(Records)
** begin **

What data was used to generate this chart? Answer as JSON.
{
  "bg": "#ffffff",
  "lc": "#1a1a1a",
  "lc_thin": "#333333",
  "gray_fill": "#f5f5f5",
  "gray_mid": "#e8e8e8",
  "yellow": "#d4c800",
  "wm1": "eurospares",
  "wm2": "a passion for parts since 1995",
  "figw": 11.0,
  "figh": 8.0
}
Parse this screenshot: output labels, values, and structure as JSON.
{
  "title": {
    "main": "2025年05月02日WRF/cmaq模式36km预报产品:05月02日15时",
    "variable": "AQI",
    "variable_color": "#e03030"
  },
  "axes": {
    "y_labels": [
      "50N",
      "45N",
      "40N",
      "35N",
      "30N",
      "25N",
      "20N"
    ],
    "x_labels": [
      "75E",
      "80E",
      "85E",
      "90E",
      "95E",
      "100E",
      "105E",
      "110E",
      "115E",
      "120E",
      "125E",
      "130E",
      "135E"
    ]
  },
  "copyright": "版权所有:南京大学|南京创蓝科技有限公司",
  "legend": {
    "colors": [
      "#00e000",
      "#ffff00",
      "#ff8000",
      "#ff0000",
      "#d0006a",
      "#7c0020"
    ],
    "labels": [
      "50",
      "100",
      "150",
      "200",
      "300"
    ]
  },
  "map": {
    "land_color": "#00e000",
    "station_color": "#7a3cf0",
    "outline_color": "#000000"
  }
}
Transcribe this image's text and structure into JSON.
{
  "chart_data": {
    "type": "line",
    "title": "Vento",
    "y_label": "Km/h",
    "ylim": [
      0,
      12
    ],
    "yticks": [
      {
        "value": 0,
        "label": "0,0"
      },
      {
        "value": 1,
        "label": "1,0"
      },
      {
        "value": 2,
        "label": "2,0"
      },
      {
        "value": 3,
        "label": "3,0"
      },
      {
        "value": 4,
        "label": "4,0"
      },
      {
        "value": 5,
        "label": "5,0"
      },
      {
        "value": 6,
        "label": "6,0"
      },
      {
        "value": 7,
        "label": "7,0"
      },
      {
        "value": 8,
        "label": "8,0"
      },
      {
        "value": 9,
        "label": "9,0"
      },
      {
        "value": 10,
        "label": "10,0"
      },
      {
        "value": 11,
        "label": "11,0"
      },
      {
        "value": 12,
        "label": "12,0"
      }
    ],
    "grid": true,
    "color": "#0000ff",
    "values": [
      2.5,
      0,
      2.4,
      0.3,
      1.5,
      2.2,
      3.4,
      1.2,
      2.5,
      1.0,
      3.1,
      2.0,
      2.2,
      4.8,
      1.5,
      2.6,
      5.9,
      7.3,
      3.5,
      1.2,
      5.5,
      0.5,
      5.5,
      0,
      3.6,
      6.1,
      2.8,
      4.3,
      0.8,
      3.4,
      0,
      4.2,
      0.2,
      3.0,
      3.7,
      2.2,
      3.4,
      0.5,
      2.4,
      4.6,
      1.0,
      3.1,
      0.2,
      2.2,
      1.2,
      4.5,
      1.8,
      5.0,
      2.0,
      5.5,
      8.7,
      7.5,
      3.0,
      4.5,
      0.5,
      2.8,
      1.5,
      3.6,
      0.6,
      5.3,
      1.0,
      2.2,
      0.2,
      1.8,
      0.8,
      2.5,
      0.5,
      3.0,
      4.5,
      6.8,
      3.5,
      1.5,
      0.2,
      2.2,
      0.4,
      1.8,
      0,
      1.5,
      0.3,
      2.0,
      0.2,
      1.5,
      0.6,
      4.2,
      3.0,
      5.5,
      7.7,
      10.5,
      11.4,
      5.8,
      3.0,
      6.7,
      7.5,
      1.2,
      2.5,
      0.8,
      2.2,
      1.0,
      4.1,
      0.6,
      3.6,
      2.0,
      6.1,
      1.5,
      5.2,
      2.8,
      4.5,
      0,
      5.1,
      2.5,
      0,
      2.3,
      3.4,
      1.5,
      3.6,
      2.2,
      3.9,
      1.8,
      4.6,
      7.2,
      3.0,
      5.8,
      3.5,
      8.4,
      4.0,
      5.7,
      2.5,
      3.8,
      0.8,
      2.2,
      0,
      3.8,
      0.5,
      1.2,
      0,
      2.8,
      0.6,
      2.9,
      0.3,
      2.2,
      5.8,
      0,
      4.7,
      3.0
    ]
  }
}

** end **

Report how many lines of the listing above include the word "structure". Say nothing but the number.

2